[Start of Record set]
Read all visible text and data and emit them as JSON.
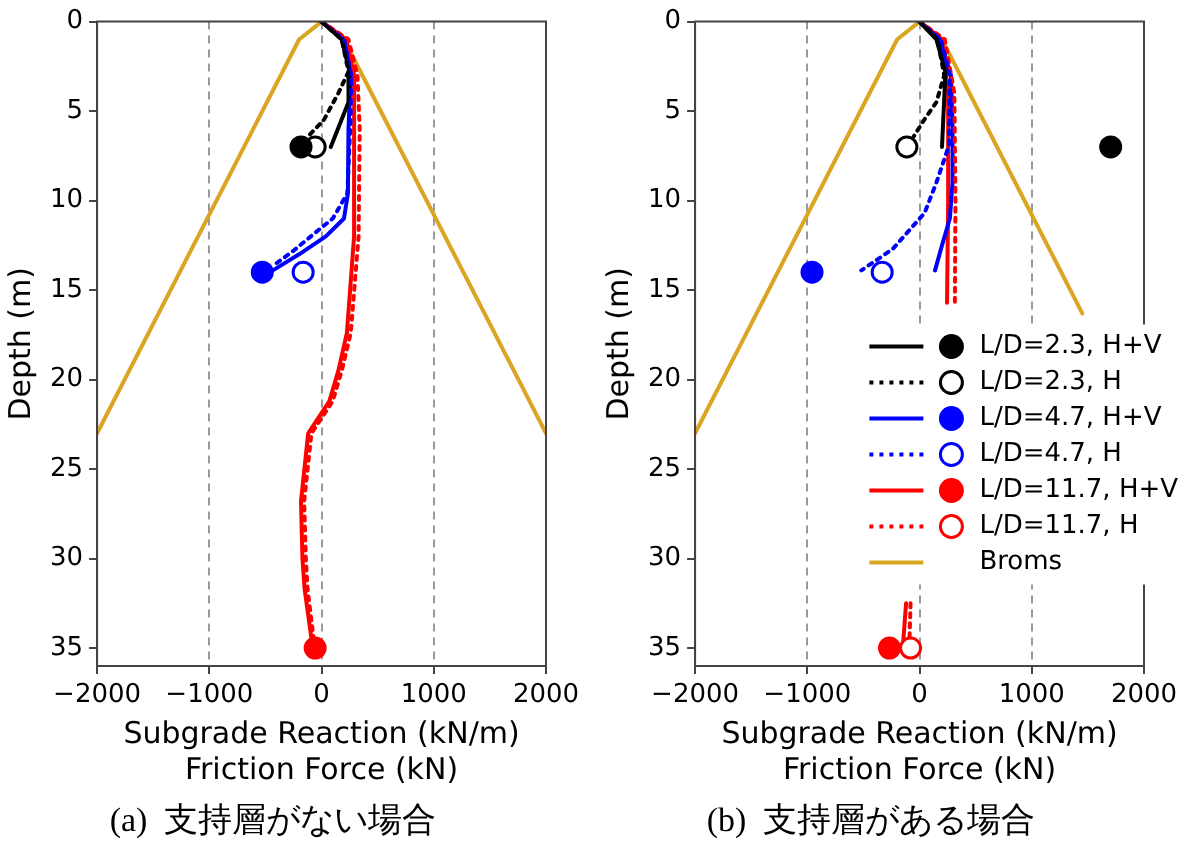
{
  "chart_data": [
    {
      "type": "line",
      "title": "(a)  支持層がない場合",
      "xlabel": "Subgrade Reaction (kN/m)\nFriction Force (kN)",
      "ylabel": "Depth (m)",
      "xlim": [
        -2000,
        2000
      ],
      "xticks": [
        -2000,
        -1000,
        0,
        1000,
        2000
      ],
      "ylim": [
        36,
        0
      ],
      "yticks": [
        0,
        5,
        10,
        15,
        20,
        25,
        30,
        35
      ],
      "grid": "x",
      "legend": false,
      "series": [
        {
          "type": "scatter",
          "color": "#000000",
          "marker": "circle",
          "x": [
            -183
          ],
          "values": [
            7
          ]
        },
        {
          "type": "scatter",
          "color": "#000000",
          "colors": [
            "#ffffff"
          ],
          "marker": "circle",
          "x": [
            -57
          ],
          "values": [
            7
          ]
        },
        {
          "type": "scatter",
          "color": "#0000ff",
          "marker": "circle",
          "x": [
            -528
          ],
          "values": [
            14
          ]
        },
        {
          "type": "scatter",
          "color": "#0000ff",
          "colors": [
            "#ffffff"
          ],
          "marker": "circle",
          "x": [
            -164
          ],
          "values": [
            14
          ]
        },
        {
          "type": "scatter",
          "color": "#ff0000",
          "colors": [
            "#ffffff"
          ],
          "marker": "circle",
          "x": [
            null
          ],
          "values": [
            null
          ]
        },
        {
          "type": "scatter",
          "color": "#ff0000",
          "marker": "circle",
          "x": [
            -57
          ],
          "values": [
            35
          ]
        },
        {
          "type": "line",
          "color": "#000000",
          "line_style": "solid",
          "x": [
            0,
            180,
            250,
            240,
            82
          ],
          "values": [
            0,
            1,
            2.8,
            4.5,
            7
          ]
        },
        {
          "type": "line",
          "color": "#000000",
          "line_style": "dotted",
          "x": [
            0,
            180,
            240,
            150,
            20,
            -119
          ],
          "values": [
            0,
            1,
            2.8,
            4,
            5.5,
            6.4
          ]
        },
        {
          "type": "line",
          "color": "#0000ff",
          "line_style": "solid",
          "x": [
            0,
            200,
            260,
            240,
            235,
            200,
            38,
            -200,
            -434
          ],
          "values": [
            0,
            1,
            3,
            6,
            9.6,
            11,
            12,
            13,
            13.9
          ]
        },
        {
          "type": "line",
          "color": "#0000ff",
          "line_style": "dotted",
          "x": [
            0,
            200,
            265,
            258,
            230,
            100,
            -57,
            -250,
            -402
          ],
          "values": [
            0,
            1,
            3,
            5.6,
            9.6,
            11,
            11.8,
            12.8,
            13.5
          ]
        },
        {
          "type": "line",
          "color": "#ff0000",
          "line_style": "dotted",
          "x": [
            0,
            240,
            320,
            340,
            330,
            260,
            180,
            100,
            -90,
            -155,
            -140,
            -125,
            -70
          ],
          "values": [
            0,
            1,
            3,
            6,
            12,
            17.4,
            19.5,
            21.2,
            23,
            26.8,
            30,
            31.7,
            34.5
          ]
        },
        {
          "type": "line",
          "color": "#ff0000",
          "line_style": "solid",
          "x": [
            0,
            220,
            290,
            290,
            226,
            150,
            70,
            -119,
            -183,
            -170,
            -151,
            -89
          ],
          "values": [
            0,
            1,
            3,
            12,
            17.4,
            19.5,
            21.2,
            23,
            26.8,
            30,
            31.7,
            34.5
          ]
        },
        {
          "type": "line",
          "color": "#daa520",
          "line_style": "solid",
          "x": [
            -2000,
            -200,
            0,
            200,
            2000
          ],
          "values": [
            23,
            1,
            0,
            1,
            23
          ]
        }
      ]
    },
    {
      "type": "line",
      "title": "(b)  支持層がある場合",
      "xlabel": "Subgrade Reaction (kN/m)\nFriction Force (kN)",
      "ylabel": "Depth (m)",
      "xlim": [
        -2000,
        2000
      ],
      "xticks": [
        -2000,
        -1000,
        0,
        1000,
        2000
      ],
      "ylim": [
        36,
        0
      ],
      "yticks": [
        0,
        5,
        10,
        15,
        20,
        25,
        30,
        35
      ],
      "grid": "x",
      "legend": "right",
      "series": [
        {
          "type": "line",
          "name": "L/D=2.3, H+V",
          "color": "#000000",
          "line_style": "solid",
          "x": [
            0,
            150,
            231,
            215,
            200
          ],
          "values": [
            0,
            1,
            2.8,
            5,
            7
          ]
        },
        {
          "type": "scatter",
          "color": "#000000",
          "marker": "circle",
          "x": [
            1703
          ],
          "values": [
            7
          ]
        },
        {
          "type": "line",
          "name": "L/D=2.3, H",
          "color": "#000000",
          "line_style": "dotted",
          "x": [
            0,
            160,
            220,
            150,
            40,
            -50
          ],
          "values": [
            0,
            1,
            3,
            4.5,
            5.5,
            6.4
          ]
        },
        {
          "type": "scatter",
          "color": "#000000",
          "colors": [
            "#ffffff"
          ],
          "marker": "circle",
          "x": [
            -113
          ],
          "values": [
            7
          ]
        },
        {
          "type": "line",
          "name": "L/D=4.7, H+V",
          "color": "#0000ff",
          "line_style": "solid",
          "x": [
            0,
            180,
            280,
            294,
            294,
            270,
            200,
            138
          ],
          "values": [
            0,
            1,
            3,
            6,
            9,
            11,
            12.5,
            13.9
          ]
        },
        {
          "type": "scatter",
          "color": "#0000ff",
          "marker": "circle",
          "x": [
            -958
          ],
          "values": [
            14
          ]
        },
        {
          "type": "line",
          "name": "L/D=4.7, H",
          "color": "#0000ff",
          "line_style": "dotted",
          "x": [
            0,
            190,
            270,
            263,
            150,
            44,
            -238,
            -519
          ],
          "values": [
            0,
            1,
            3,
            6.9,
            9,
            10.7,
            12.7,
            13.9
          ]
        },
        {
          "type": "scatter",
          "color": "#0000ff",
          "colors": [
            "#ffffff"
          ],
          "marker": "circle",
          "x": [
            -333
          ],
          "values": [
            14
          ]
        },
        {
          "type": "line",
          "name": "L/D=11.7, H+V",
          "color": "#ff0000",
          "line_style": "solid",
          "x": [
            0,
            200,
            255,
            255,
            245,
            null,
            -120,
            -145
          ],
          "values": [
            0,
            1,
            4,
            10,
            15.7,
            null,
            32.5,
            34.6
          ]
        },
        {
          "type": "scatter",
          "color": "#ff0000",
          "marker": "circle",
          "x": [
            -268
          ],
          "values": [
            35
          ]
        },
        {
          "type": "line",
          "name": "L/D=11.7, H",
          "color": "#ff0000",
          "line_style": "dotted",
          "x": [
            0,
            225,
            310,
            320,
            315,
            null,
            -80,
            -90
          ],
          "values": [
            0,
            1,
            4,
            10,
            15.7,
            null,
            32.5,
            34.6
          ]
        },
        {
          "type": "scatter",
          "color": "#ff0000",
          "colors": [
            "#ffffff"
          ],
          "marker": "circle",
          "x": [
            -80
          ],
          "values": [
            35
          ]
        },
        {
          "type": "line",
          "name": "Broms",
          "color": "#daa520",
          "line_style": "solid",
          "x": [
            -2000,
            -200,
            0,
            200,
            1450,
            null
          ],
          "values": [
            23,
            1,
            0,
            1,
            16.3,
            null
          ]
        }
      ]
    }
  ]
}
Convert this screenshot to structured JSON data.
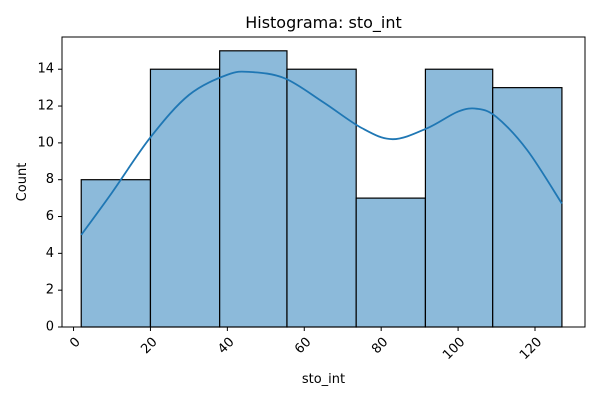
{
  "chart_data": {
    "type": "histogram",
    "title": "Histograma: sto_int",
    "xlabel": "sto_int",
    "ylabel": "Count",
    "xlim": [
      -3,
      133
    ],
    "ylim": [
      0,
      15.75
    ],
    "x_ticks": [
      0,
      20,
      40,
      60,
      80,
      100,
      120
    ],
    "y_ticks": [
      0,
      2,
      4,
      6,
      8,
      10,
      12,
      14
    ],
    "bins": [
      {
        "start": 2,
        "end": 20,
        "count": 8
      },
      {
        "start": 20,
        "end": 38,
        "count": 14
      },
      {
        "start": 38,
        "end": 55.5,
        "count": 15
      },
      {
        "start": 55.5,
        "end": 73.5,
        "count": 14
      },
      {
        "start": 73.5,
        "end": 91.5,
        "count": 7
      },
      {
        "start": 91.5,
        "end": 109,
        "count": 14
      },
      {
        "start": 109,
        "end": 127,
        "count": 13
      }
    ],
    "kde": {
      "x": [
        2,
        10,
        20,
        30,
        40,
        46,
        55,
        65,
        75,
        83,
        92,
        100,
        105,
        110,
        118,
        127
      ],
      "y": [
        5,
        7.3,
        10.3,
        12.6,
        13.7,
        13.85,
        13.5,
        12.2,
        10.8,
        10.2,
        10.8,
        11.7,
        11.85,
        11.4,
        9.6,
        6.7
      ]
    },
    "colors": {
      "bar_fill": "#8cbada",
      "bar_edge": "#000000",
      "kde_line": "#1f77b4"
    },
    "grid": false,
    "legend": "none"
  }
}
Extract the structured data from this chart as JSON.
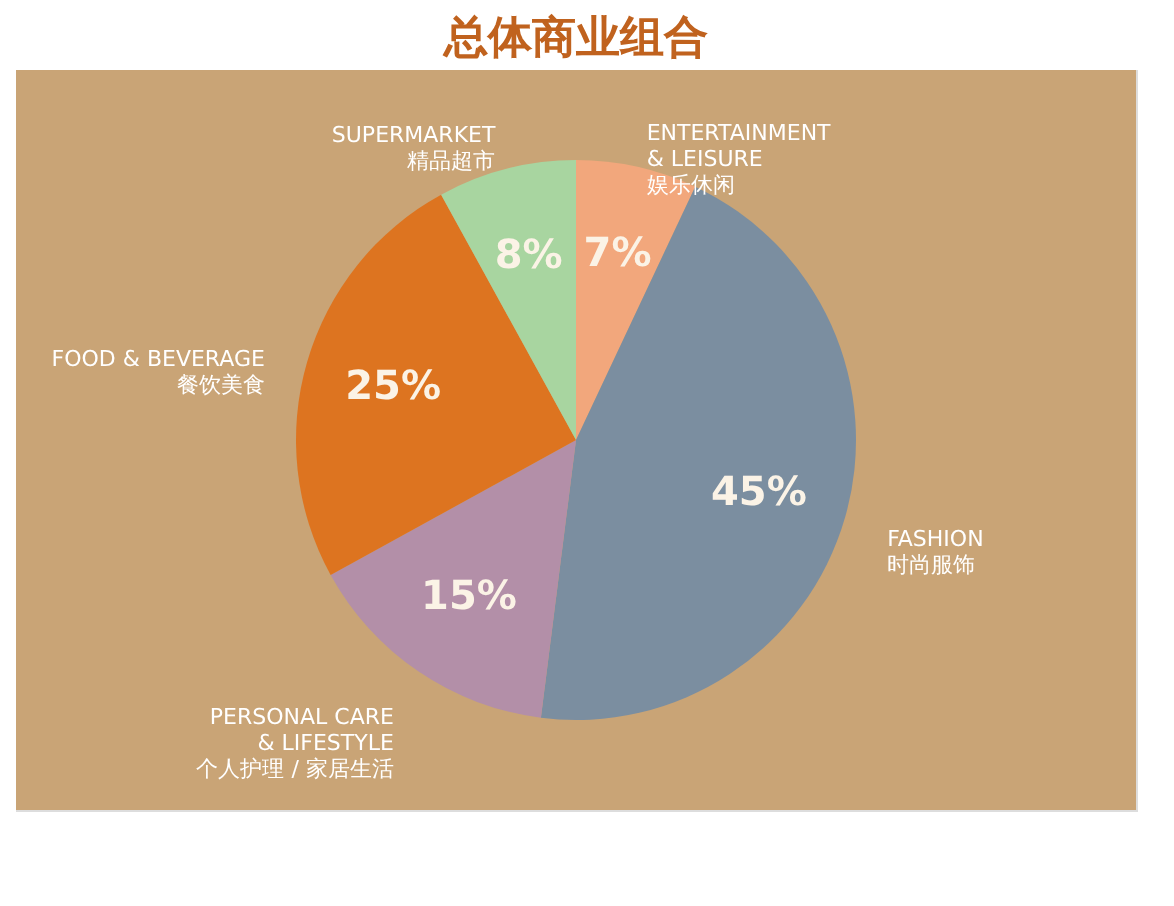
{
  "chart_data": {
    "type": "pie",
    "title": "总体商业组合",
    "categories": [
      "ENTERTAINMENT\n& LEISURE\n娱乐休闲",
      "FASHION\n时尚服饰",
      "PERSONAL CARE\n& LIFESTYLE\n个人护理 / 家居生活",
      "FOOD & BEVERAGE\n餐饮美食",
      "SUPERMARKET\n精品超市"
    ],
    "values": [
      7,
      45,
      15,
      25,
      8
    ],
    "value_labels": [
      "7%",
      "45%",
      "15%",
      "25%",
      "8%"
    ],
    "colors": [
      "#f2a77c",
      "#7b8ea0",
      "#b38fa8",
      "#dd7420",
      "#a8d5a0"
    ],
    "legend": false
  }
}
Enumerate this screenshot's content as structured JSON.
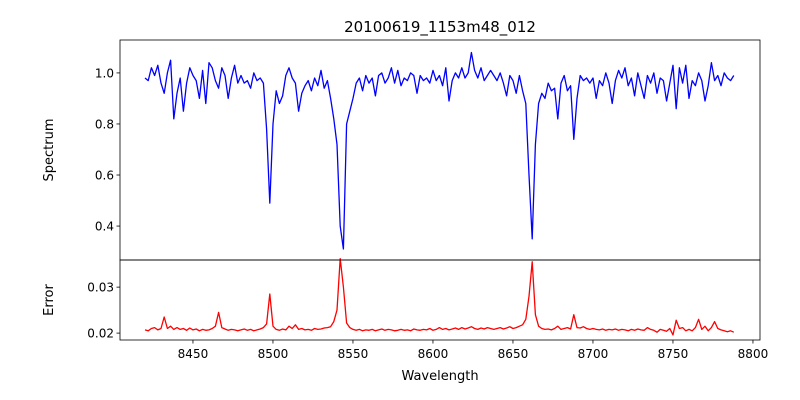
{
  "chart_data": [
    {
      "type": "line",
      "title": "20100619_1153m48_012",
      "xlabel": "",
      "ylabel": "Spectrum",
      "xlim": [
        8404.4,
        8804.4
      ],
      "ylim": [
        0.267,
        1.129
      ],
      "yticks": [
        0.4,
        0.6,
        0.8,
        1.0
      ],
      "ytick_labels": [
        "0.4",
        "0.6",
        "0.8",
        "1.0"
      ],
      "grid": false,
      "series": [
        {
          "name": "spectrum",
          "color": "#0000ff",
          "x_start": 8420,
          "x_step": 2,
          "values": [
            0.98,
            0.97,
            1.02,
            0.99,
            1.03,
            0.96,
            0.92,
            1.0,
            1.05,
            0.82,
            0.92,
            0.98,
            0.85,
            0.96,
            1.02,
            0.99,
            0.97,
            0.9,
            1.01,
            0.88,
            1.04,
            1.02,
            0.97,
            0.94,
            1.02,
            0.99,
            0.9,
            0.98,
            1.03,
            0.96,
            0.99,
            0.96,
            0.97,
            0.94,
            1.0,
            0.97,
            0.98,
            0.96,
            0.78,
            0.49,
            0.8,
            0.93,
            0.88,
            0.91,
            0.99,
            1.02,
            0.98,
            0.96,
            0.85,
            0.92,
            0.95,
            0.97,
            0.93,
            0.98,
            0.95,
            1.01,
            0.94,
            0.97,
            0.9,
            0.82,
            0.72,
            0.4,
            0.31,
            0.8,
            0.85,
            0.9,
            0.96,
            0.98,
            0.93,
            0.99,
            0.96,
            0.98,
            0.91,
            0.99,
            1.0,
            0.96,
            0.98,
            1.02,
            0.96,
            1.01,
            0.95,
            0.98,
            0.97,
            1.0,
            0.99,
            0.92,
            0.99,
            0.97,
            0.98,
            0.96,
            1.01,
            0.97,
            0.99,
            0.95,
            1.02,
            0.89,
            0.97,
            1.0,
            0.98,
            1.02,
            0.98,
            1.0,
            1.08,
            1.01,
            0.98,
            1.02,
            0.97,
            0.99,
            1.01,
            0.99,
            0.97,
            1.0,
            0.96,
            0.91,
            0.99,
            0.97,
            0.92,
            0.99,
            0.93,
            0.88,
            0.6,
            0.35,
            0.72,
            0.88,
            0.92,
            0.9,
            0.96,
            0.93,
            0.94,
            0.82,
            0.96,
            0.99,
            0.93,
            0.95,
            0.74,
            0.9,
            0.99,
            0.97,
            0.98,
            0.96,
            0.98,
            0.9,
            0.97,
            0.95,
            1.0,
            0.96,
            0.88,
            0.97,
            1.01,
            0.98,
            1.02,
            0.95,
            0.98,
            0.91,
            1.0,
            0.95,
            0.9,
            0.99,
            0.96,
            1.0,
            0.92,
            0.98,
            0.97,
            0.89,
            0.96,
            1.03,
            0.86,
            1.02,
            0.96,
            1.03,
            0.9,
            0.97,
            0.95,
            1.0,
            0.97,
            0.89,
            0.95,
            1.04,
            0.97,
            0.99,
            0.95,
            1.0,
            0.98,
            0.97,
            0.99
          ]
        }
      ]
    },
    {
      "type": "line",
      "title": "",
      "xlabel": "Wavelength",
      "ylabel": "Error",
      "xlim": [
        8404.4,
        8804.4
      ],
      "ylim": [
        0.0185,
        0.0359
      ],
      "xticks": [
        8450,
        8500,
        8550,
        8600,
        8650,
        8700,
        8750,
        8800
      ],
      "xtick_labels": [
        "8450",
        "8500",
        "8550",
        "8600",
        "8650",
        "8700",
        "8750",
        "8800"
      ],
      "yticks": [
        0.02,
        0.03
      ],
      "ytick_labels": [
        "0.02",
        "0.03"
      ],
      "grid": false,
      "series": [
        {
          "name": "error",
          "color": "#ff0000",
          "x_start": 8420,
          "x_step": 2,
          "values": [
            0.0207,
            0.0205,
            0.021,
            0.0212,
            0.0207,
            0.021,
            0.0235,
            0.021,
            0.0215,
            0.0208,
            0.0212,
            0.0208,
            0.021,
            0.0206,
            0.0211,
            0.0207,
            0.0209,
            0.0205,
            0.0208,
            0.0206,
            0.0207,
            0.021,
            0.0215,
            0.0245,
            0.0212,
            0.0209,
            0.0206,
            0.0208,
            0.0207,
            0.0205,
            0.0207,
            0.0209,
            0.0206,
            0.0208,
            0.0205,
            0.0207,
            0.0209,
            0.0212,
            0.022,
            0.0285,
            0.0215,
            0.0208,
            0.0206,
            0.0209,
            0.0207,
            0.0215,
            0.021,
            0.0218,
            0.0208,
            0.021,
            0.0207,
            0.0208,
            0.0206,
            0.021,
            0.0208,
            0.0209,
            0.0211,
            0.0212,
            0.0214,
            0.0225,
            0.025,
            0.0362,
            0.03,
            0.0222,
            0.0212,
            0.0208,
            0.0206,
            0.0208,
            0.0205,
            0.0207,
            0.0206,
            0.0208,
            0.0205,
            0.0207,
            0.0209,
            0.0206,
            0.0208,
            0.0207,
            0.0205,
            0.0206,
            0.0208,
            0.0206,
            0.0207,
            0.0205,
            0.0209,
            0.0207,
            0.0206,
            0.0208,
            0.0207,
            0.021,
            0.0206,
            0.0208,
            0.0212,
            0.0208,
            0.021,
            0.0207,
            0.0209,
            0.0211,
            0.0208,
            0.0212,
            0.0209,
            0.0211,
            0.0214,
            0.021,
            0.0208,
            0.0211,
            0.0209,
            0.0212,
            0.021,
            0.0208,
            0.021,
            0.0212,
            0.0209,
            0.0211,
            0.0214,
            0.021,
            0.0212,
            0.0215,
            0.0218,
            0.023,
            0.028,
            0.0355,
            0.024,
            0.0215,
            0.021,
            0.0208,
            0.0209,
            0.0207,
            0.021,
            0.0215,
            0.0208,
            0.021,
            0.0212,
            0.0209,
            0.024,
            0.0212,
            0.0211,
            0.0214,
            0.021,
            0.0208,
            0.021,
            0.0208,
            0.0207,
            0.0209,
            0.0206,
            0.0208,
            0.0207,
            0.0209,
            0.0206,
            0.0208,
            0.0207,
            0.0205,
            0.0208,
            0.0206,
            0.0209,
            0.0207,
            0.0206,
            0.0212,
            0.0208,
            0.0206,
            0.0202,
            0.0208,
            0.0206,
            0.0204,
            0.021,
            0.0196,
            0.0228,
            0.021,
            0.0212,
            0.0205,
            0.0208,
            0.0205,
            0.0212,
            0.023,
            0.0208,
            0.0215,
            0.0205,
            0.0212,
            0.0225,
            0.021,
            0.0207,
            0.0205,
            0.0203,
            0.0205,
            0.0202
          ]
        }
      ]
    }
  ]
}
[End of Record set]
### Given problem
From the entries above, copy each line holding "name".

### Response
          "name": "L/D=2.3, H+V",
          "name": "L/D=2.3, H",
          "name": "L/D=4.7, H+V",
          "name": "L/D=4.7, H",
          "name": "L/D=11.7, H+V",
          "name": "L/D=11.7, H",
          "name": "Broms",
          "name": "spectrum",
          "name": "error",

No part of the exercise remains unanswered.